** Written problem 1 **
In the forum thread on film chemicals for Ilford Delta 100 and HP5 400, what reason does ann give for liking Ilford fixer?
** Written problem 2 **
Using the forum thread on film chemicals for Ilford Delta 100 and HP5 400, say whether each statement agrees with it, and quote the deciding words: (a) psreilly wants as much contrast as possible. (b) gsgary recommends Ilfotec DDX. (c) ann says the stop bath has to be Kodak's.
** Written problem 3 **
Carry the forum thread on film chemicals for Ilford Delta 100 and HP5 400 forward from the point where it stops.

# Good Film Chemicals for Ilford Delta 100 and HP5 400



## psreilly (Jul 14, 2013)

Anybody got suggestions on good chemicals for the two 120mm films (B&W)? I prefer a little higher contrast, but not too much. I heard D-76 was pretty good with contrast. Also suggestions on stop wash and fixers would be appreciated


----------



## ann (Jul 15, 2013)

HC110 solution B, any stop bath, kodak or ilford. I like Ilford fixer as the times are shorter for fixing, (different chemical ratios than Kodak)


----------



## gsgary (Jul 15, 2013)

Ilfotec DDX


----------



## timor (Jul 15, 2013)

Stored dataset items:
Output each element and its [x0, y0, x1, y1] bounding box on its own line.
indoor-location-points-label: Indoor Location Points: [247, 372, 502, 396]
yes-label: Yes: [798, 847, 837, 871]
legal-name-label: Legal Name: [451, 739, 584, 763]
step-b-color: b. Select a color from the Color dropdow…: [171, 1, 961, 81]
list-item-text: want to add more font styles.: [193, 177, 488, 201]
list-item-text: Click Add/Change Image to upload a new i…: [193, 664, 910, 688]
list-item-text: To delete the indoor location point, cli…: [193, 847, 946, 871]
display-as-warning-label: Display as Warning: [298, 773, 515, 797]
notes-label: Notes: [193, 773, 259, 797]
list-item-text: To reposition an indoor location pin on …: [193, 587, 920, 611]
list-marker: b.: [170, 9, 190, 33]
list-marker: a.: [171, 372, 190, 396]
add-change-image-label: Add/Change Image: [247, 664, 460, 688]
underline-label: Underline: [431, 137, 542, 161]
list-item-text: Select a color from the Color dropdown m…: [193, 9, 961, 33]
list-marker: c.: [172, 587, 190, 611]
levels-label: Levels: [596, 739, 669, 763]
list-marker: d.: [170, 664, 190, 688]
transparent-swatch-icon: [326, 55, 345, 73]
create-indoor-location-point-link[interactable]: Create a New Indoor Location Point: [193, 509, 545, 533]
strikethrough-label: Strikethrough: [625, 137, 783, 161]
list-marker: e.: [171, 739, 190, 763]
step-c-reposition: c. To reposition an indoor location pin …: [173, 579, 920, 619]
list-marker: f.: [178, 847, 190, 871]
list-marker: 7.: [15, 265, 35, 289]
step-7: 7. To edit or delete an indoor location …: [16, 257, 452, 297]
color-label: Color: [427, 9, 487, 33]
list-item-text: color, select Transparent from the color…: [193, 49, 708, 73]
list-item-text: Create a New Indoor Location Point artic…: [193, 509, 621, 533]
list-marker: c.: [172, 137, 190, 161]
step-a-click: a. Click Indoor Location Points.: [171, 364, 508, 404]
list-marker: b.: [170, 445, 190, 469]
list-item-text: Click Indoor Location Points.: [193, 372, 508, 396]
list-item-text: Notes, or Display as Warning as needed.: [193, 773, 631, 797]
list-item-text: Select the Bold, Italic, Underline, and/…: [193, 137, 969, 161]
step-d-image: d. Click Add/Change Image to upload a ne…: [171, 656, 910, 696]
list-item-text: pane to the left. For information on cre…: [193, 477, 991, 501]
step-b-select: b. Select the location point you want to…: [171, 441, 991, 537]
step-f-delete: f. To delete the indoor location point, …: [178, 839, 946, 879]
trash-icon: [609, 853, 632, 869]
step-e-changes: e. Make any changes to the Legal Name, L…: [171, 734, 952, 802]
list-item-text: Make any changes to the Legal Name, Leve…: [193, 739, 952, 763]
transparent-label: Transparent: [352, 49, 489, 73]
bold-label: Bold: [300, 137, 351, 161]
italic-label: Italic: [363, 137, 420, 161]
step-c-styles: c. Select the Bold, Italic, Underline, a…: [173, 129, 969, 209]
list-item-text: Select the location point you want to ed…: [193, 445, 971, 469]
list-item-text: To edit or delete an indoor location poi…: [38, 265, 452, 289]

** Result 1 **
The fixing times are shorter, because its chemical ratios differ from Kodak's.

** Result 2 **
(a) No: "I prefer a little higher contrast, but not too much."
(b) Yes: "Ilfotec DDX"
(c) No: "any stop bath, kodak or ilford"

** Result 3 **
D76 and HC110 used by the book are good, but not great developers. DDX is much better, my choices would be even more exotic like Exactol Lux. If you are total beginner you might make mistakes with mixing HC110 solution B, I would suggest to use syringe and mix directly HC110 concentrate just before use. I use it at 1+49 ratio (6ml + 294ml of water) and for Delta 100 time at 20C would be 8.5-9.5 min with normal agitation. D76 will make mashed potatoes from Delta grain, in turn that will  lower the sharpness. Films like Delta or Tmax do not need fine grain developers, more important is preserving the grain structure. Use D76 at 1:3 ratio FilmDev | rbit9n&#39;s recipe | Ilford Delta 100 in Kodak D-76 1:3


----------



## psreilly (Jul 15, 2013)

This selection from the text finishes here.